Below is a listing to write out in full, exactly as given, without its pictures.
----- RECORDED DATA
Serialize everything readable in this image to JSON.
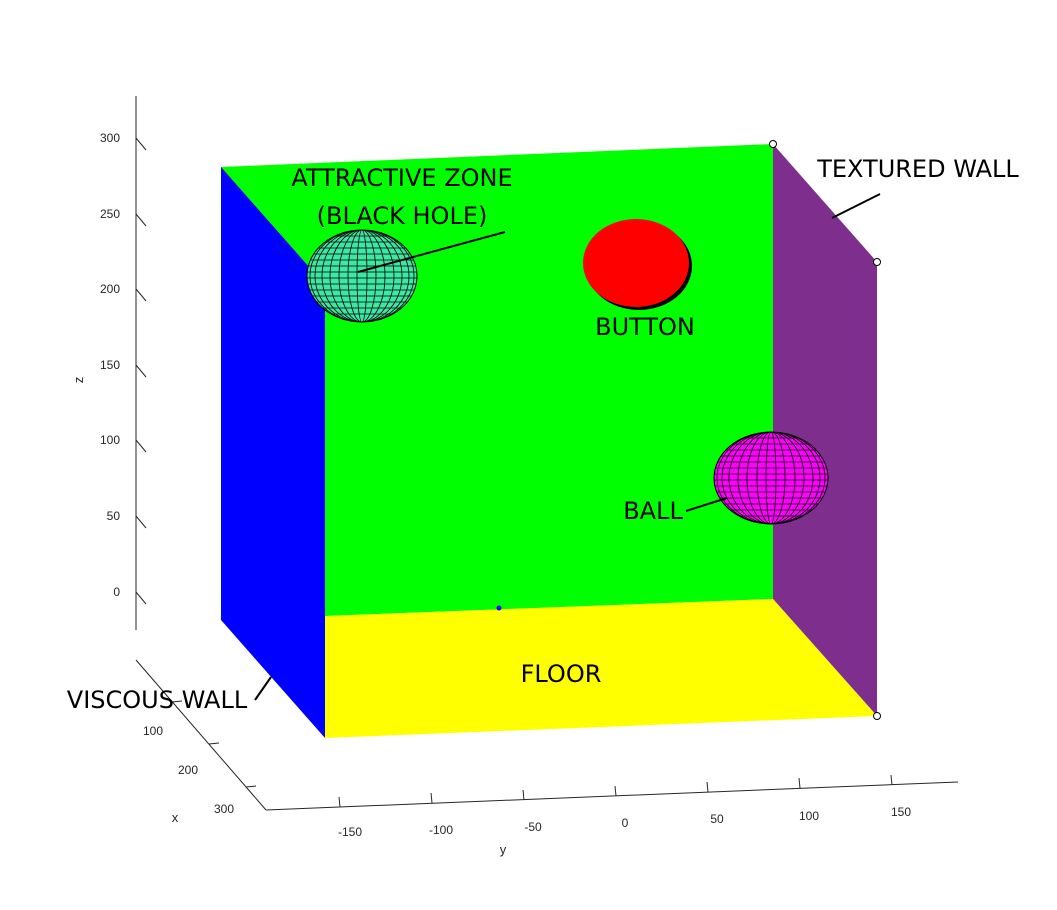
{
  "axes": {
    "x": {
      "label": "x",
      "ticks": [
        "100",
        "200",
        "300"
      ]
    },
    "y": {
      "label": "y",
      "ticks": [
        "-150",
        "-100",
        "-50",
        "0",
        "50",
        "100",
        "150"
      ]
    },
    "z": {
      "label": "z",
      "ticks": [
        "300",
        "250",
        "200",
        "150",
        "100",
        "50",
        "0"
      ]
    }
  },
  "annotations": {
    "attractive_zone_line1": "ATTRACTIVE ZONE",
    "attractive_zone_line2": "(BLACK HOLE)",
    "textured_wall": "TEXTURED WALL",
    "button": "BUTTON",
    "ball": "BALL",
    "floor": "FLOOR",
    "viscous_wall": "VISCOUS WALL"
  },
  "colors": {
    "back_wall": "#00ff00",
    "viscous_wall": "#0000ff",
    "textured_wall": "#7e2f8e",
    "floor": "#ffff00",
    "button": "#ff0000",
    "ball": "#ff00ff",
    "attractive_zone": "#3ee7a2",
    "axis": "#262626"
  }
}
----------
### WORKED SOLUTION
Serialize everything readable in this image to JSON.
{
  "axes": {
    "x": {
      "label": "x",
      "ticks": [
        "100",
        "200",
        "300"
      ]
    },
    "y": {
      "label": "y",
      "ticks": [
        "-150",
        "-100",
        "-50",
        "0",
        "50",
        "100",
        "150"
      ]
    },
    "z": {
      "label": "z",
      "ticks": [
        "300",
        "250",
        "200",
        "150",
        "100",
        "50",
        "0"
      ]
    }
  },
  "annotations": {
    "attractive_zone_line1": "ATTRACTIVE ZONE",
    "attractive_zone_line2": "(BLACK HOLE)",
    "textured_wall": "TEXTURED WALL",
    "button": "BUTTON",
    "ball": "BALL",
    "floor": "FLOOR",
    "viscous_wall": "VISCOUS WALL"
  },
  "colors": {
    "back_wall": "#00ff00",
    "viscous_wall": "#0000ff",
    "textured_wall": "#7e2f8e",
    "floor": "#ffff00",
    "button": "#ff0000",
    "ball": "#ff00ff",
    "attractive_zone": "#3ee7a2",
    "axis": "#262626"
  }
}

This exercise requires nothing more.